WORK INSTRUCTIONS :: State how many lines contain the string "podzielić", and write nothing else.

MATERIAL PROVIDED ::
--------
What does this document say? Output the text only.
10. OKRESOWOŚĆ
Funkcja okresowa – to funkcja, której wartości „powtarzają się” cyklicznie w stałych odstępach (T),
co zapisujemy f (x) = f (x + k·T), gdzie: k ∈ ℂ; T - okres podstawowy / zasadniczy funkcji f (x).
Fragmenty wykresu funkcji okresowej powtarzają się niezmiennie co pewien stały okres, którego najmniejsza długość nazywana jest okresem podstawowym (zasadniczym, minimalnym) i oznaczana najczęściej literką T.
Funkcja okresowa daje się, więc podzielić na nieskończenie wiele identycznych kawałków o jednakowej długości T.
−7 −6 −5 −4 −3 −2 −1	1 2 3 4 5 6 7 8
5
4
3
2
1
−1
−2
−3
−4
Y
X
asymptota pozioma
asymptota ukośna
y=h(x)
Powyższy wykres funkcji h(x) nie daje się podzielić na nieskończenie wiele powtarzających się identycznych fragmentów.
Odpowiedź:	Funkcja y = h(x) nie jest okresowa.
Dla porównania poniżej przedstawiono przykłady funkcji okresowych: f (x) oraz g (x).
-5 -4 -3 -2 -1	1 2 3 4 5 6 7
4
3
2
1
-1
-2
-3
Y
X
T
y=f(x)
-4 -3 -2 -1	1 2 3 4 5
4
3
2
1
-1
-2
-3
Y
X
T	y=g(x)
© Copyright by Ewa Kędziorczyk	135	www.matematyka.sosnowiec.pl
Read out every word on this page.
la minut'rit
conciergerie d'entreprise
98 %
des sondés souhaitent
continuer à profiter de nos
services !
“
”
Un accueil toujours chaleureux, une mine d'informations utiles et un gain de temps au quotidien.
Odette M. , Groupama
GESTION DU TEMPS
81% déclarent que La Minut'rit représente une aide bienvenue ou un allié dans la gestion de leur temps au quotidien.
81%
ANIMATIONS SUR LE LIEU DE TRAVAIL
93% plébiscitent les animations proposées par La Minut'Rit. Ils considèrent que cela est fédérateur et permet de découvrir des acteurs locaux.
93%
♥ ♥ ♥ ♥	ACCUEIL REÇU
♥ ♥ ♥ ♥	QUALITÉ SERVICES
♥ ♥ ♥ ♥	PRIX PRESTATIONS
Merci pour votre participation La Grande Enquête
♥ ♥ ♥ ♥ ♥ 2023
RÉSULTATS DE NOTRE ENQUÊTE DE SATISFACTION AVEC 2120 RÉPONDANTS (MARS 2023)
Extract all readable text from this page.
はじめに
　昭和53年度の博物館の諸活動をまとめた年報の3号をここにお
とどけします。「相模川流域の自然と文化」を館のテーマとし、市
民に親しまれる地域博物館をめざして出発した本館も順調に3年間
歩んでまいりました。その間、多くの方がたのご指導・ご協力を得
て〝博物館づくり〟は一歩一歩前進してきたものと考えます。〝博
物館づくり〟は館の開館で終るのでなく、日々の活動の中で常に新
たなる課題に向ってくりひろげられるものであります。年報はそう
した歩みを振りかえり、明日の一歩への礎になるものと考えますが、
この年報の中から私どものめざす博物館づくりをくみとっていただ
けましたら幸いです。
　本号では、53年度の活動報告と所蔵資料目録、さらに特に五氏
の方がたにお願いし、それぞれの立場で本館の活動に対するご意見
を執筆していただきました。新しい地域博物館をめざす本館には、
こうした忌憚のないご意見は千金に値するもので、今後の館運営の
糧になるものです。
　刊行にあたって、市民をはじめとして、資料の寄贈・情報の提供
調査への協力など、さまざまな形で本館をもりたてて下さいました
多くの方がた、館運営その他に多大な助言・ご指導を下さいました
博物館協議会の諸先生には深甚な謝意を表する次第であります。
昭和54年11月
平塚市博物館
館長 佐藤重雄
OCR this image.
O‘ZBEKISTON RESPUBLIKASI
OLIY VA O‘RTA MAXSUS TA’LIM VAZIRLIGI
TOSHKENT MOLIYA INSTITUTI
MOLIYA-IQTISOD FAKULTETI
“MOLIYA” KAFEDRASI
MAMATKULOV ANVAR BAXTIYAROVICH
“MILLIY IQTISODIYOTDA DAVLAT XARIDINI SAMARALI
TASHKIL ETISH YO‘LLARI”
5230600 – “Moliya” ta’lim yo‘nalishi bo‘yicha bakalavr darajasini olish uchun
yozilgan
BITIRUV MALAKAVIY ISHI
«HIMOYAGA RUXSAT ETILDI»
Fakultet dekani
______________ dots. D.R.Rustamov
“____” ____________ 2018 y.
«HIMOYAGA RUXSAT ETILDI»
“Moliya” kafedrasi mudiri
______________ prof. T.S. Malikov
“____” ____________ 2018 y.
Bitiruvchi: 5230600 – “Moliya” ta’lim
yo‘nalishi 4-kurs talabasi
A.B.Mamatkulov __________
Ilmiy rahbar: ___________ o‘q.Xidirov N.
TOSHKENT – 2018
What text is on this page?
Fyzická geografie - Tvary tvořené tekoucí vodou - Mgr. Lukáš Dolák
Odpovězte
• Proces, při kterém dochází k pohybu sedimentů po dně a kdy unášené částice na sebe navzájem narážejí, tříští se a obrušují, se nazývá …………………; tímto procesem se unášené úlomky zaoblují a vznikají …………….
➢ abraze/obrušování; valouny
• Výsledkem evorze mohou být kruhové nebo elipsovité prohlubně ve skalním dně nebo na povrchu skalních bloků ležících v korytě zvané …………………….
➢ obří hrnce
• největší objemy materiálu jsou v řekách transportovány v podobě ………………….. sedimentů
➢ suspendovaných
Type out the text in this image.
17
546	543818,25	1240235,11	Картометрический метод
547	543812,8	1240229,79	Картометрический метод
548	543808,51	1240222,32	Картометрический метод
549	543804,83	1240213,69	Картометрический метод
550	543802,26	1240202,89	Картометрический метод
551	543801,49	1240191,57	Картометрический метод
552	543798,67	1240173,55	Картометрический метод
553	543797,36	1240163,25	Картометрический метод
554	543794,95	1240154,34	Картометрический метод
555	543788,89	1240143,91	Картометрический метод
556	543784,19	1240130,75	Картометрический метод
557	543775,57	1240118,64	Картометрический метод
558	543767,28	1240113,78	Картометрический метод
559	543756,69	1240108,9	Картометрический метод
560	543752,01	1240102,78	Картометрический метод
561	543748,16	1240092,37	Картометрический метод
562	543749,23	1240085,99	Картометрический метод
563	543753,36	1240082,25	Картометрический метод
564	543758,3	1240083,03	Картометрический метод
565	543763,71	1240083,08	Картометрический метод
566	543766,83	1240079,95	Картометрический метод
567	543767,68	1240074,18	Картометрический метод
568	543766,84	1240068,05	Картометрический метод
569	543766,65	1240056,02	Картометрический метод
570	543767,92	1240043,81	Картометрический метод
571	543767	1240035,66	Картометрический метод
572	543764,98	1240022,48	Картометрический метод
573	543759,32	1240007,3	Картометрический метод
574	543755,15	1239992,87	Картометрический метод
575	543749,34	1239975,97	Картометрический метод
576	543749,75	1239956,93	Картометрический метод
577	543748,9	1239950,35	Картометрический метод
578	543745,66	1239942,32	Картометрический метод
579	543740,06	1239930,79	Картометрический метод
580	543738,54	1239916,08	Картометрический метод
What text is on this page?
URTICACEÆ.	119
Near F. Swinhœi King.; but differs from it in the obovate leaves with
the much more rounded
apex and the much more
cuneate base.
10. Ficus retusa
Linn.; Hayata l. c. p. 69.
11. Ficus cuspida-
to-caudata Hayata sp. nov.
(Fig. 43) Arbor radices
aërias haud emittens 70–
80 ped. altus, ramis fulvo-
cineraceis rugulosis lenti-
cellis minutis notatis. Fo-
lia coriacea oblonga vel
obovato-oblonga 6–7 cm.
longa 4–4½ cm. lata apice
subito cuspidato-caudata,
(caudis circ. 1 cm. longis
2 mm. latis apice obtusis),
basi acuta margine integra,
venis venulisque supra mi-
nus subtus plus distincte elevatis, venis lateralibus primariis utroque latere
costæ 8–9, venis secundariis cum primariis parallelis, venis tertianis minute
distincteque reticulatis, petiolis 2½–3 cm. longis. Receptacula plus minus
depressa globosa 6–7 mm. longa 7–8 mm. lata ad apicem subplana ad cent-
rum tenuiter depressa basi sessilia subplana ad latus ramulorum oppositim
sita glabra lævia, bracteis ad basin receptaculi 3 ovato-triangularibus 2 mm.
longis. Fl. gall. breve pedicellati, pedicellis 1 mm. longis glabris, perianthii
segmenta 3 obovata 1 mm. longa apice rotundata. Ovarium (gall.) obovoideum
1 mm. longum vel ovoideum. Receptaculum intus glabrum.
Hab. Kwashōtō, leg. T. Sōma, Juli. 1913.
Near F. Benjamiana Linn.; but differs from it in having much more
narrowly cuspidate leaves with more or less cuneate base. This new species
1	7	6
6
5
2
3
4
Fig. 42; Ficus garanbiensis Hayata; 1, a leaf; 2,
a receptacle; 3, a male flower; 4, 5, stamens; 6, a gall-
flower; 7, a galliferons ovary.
--------
WRITTEN ANSWER :: 2